(Figure contents as structured data)
──────────────────────────────

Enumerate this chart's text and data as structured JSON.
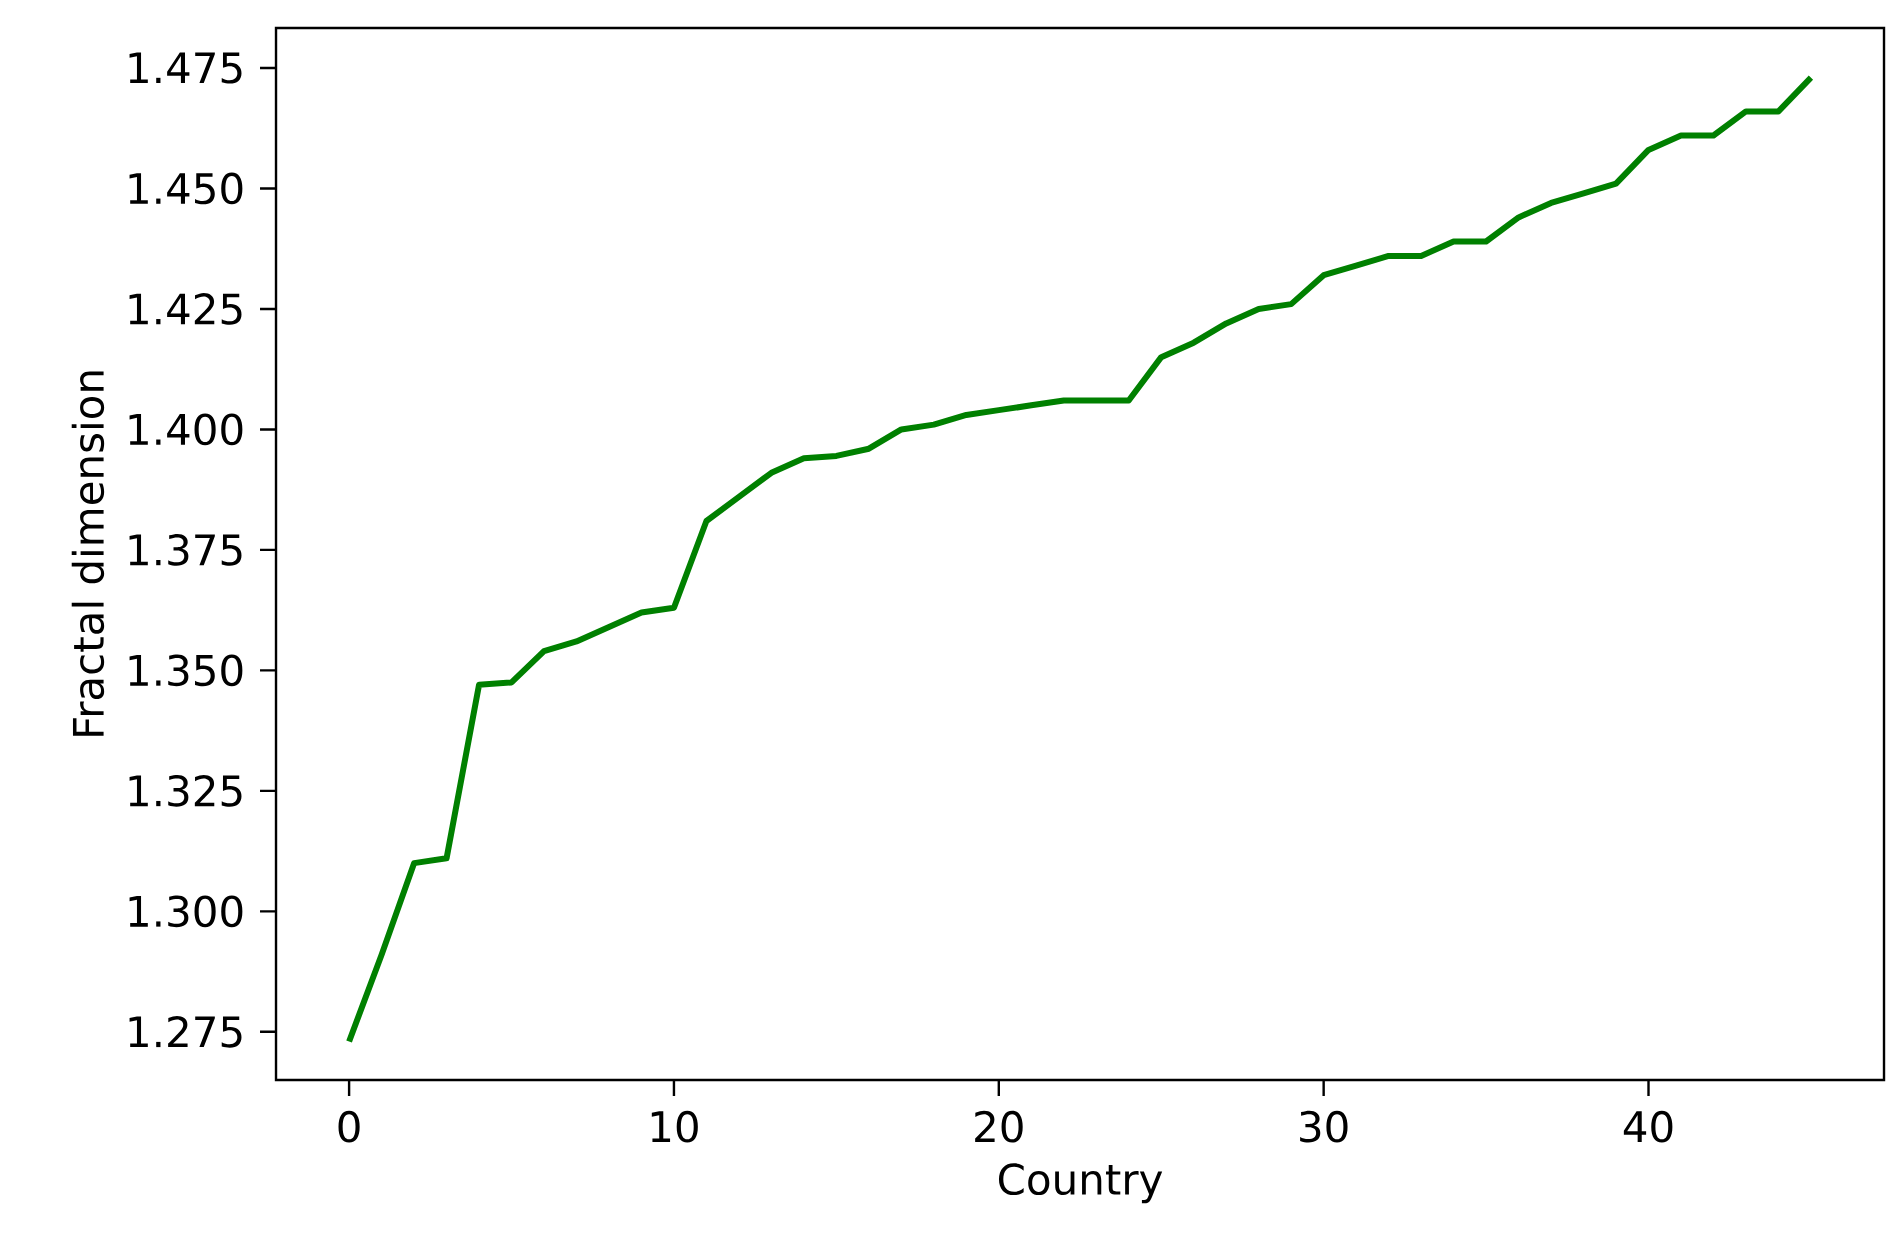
{
  "chart_data": {
    "type": "line",
    "xlabel": "Country",
    "ylabel": "Fractal dimension",
    "x": [
      0,
      1,
      2,
      3,
      4,
      5,
      6,
      7,
      8,
      9,
      10,
      11,
      12,
      13,
      14,
      15,
      16,
      17,
      18,
      19,
      20,
      21,
      22,
      23,
      24,
      25,
      26,
      27,
      28,
      29,
      30,
      31,
      32,
      33,
      34,
      35,
      36,
      37,
      38,
      39,
      40,
      41,
      42,
      43,
      44,
      45
    ],
    "series": [
      {
        "color": "#008000",
        "values": [
          1.273,
          1.291,
          1.31,
          1.311,
          1.347,
          1.3475,
          1.354,
          1.356,
          1.359,
          1.362,
          1.363,
          1.381,
          1.386,
          1.391,
          1.394,
          1.3945,
          1.396,
          1.4,
          1.401,
          1.403,
          1.404,
          1.405,
          1.406,
          1.406,
          1.406,
          1.415,
          1.418,
          1.422,
          1.425,
          1.426,
          1.432,
          1.434,
          1.436,
          1.436,
          1.439,
          1.439,
          1.444,
          1.447,
          1.449,
          1.451,
          1.458,
          1.461,
          1.461,
          1.466,
          1.466,
          1.473
        ]
      }
    ],
    "xlim": [
      -2.25,
      47.25
    ],
    "ylim": [
      1.265,
      1.4833
    ],
    "xticks": [
      0,
      10,
      20,
      30,
      40
    ],
    "yticks": [
      {
        "value": 1.275,
        "label": "1.275"
      },
      {
        "value": 1.3,
        "label": "1.300"
      },
      {
        "value": 1.325,
        "label": "1.325"
      },
      {
        "value": 1.35,
        "label": "1.350"
      },
      {
        "value": 1.375,
        "label": "1.375"
      },
      {
        "value": 1.4,
        "label": "1.400"
      },
      {
        "value": 1.425,
        "label": "1.425"
      },
      {
        "value": 1.45,
        "label": "1.450"
      },
      {
        "value": 1.475,
        "label": "1.475"
      }
    ],
    "grid": false,
    "marker": "none",
    "line_style": "solid"
  }
}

──────────────────────────────

— DIRECTION —
Reproduce every line exactly and omit all pictures.

— OUTPUT OF THE EXERCISE —
Enumerate this chart's text and data as structured JSON.
{
  "chart_data": {
    "type": "line",
    "xlabel": "Country",
    "ylabel": "Fractal dimension",
    "x": [
      0,
      1,
      2,
      3,
      4,
      5,
      6,
      7,
      8,
      9,
      10,
      11,
      12,
      13,
      14,
      15,
      16,
      17,
      18,
      19,
      20,
      21,
      22,
      23,
      24,
      25,
      26,
      27,
      28,
      29,
      30,
      31,
      32,
      33,
      34,
      35,
      36,
      37,
      38,
      39,
      40,
      41,
      42,
      43,
      44,
      45
    ],
    "series": [
      {
        "color": "#008000",
        "values": [
          1.273,
          1.291,
          1.31,
          1.311,
          1.347,
          1.3475,
          1.354,
          1.356,
          1.359,
          1.362,
          1.363,
          1.381,
          1.386,
          1.391,
          1.394,
          1.3945,
          1.396,
          1.4,
          1.401,
          1.403,
          1.404,
          1.405,
          1.406,
          1.406,
          1.406,
          1.415,
          1.418,
          1.422,
          1.425,
          1.426,
          1.432,
          1.434,
          1.436,
          1.436,
          1.439,
          1.439,
          1.444,
          1.447,
          1.449,
          1.451,
          1.458,
          1.461,
          1.461,
          1.466,
          1.466,
          1.473
        ]
      }
    ],
    "xlim": [
      -2.25,
      47.25
    ],
    "ylim": [
      1.265,
      1.4833
    ],
    "xticks": [
      0,
      10,
      20,
      30,
      40
    ],
    "yticks": [
      {
        "value": 1.275,
        "label": "1.275"
      },
      {
        "value": 1.3,
        "label": "1.300"
      },
      {
        "value": 1.325,
        "label": "1.325"
      },
      {
        "value": 1.35,
        "label": "1.350"
      },
      {
        "value": 1.375,
        "label": "1.375"
      },
      {
        "value": 1.4,
        "label": "1.400"
      },
      {
        "value": 1.425,
        "label": "1.425"
      },
      {
        "value": 1.45,
        "label": "1.450"
      },
      {
        "value": 1.475,
        "label": "1.475"
      }
    ],
    "grid": false,
    "marker": "none",
    "line_style": "solid"
  }
}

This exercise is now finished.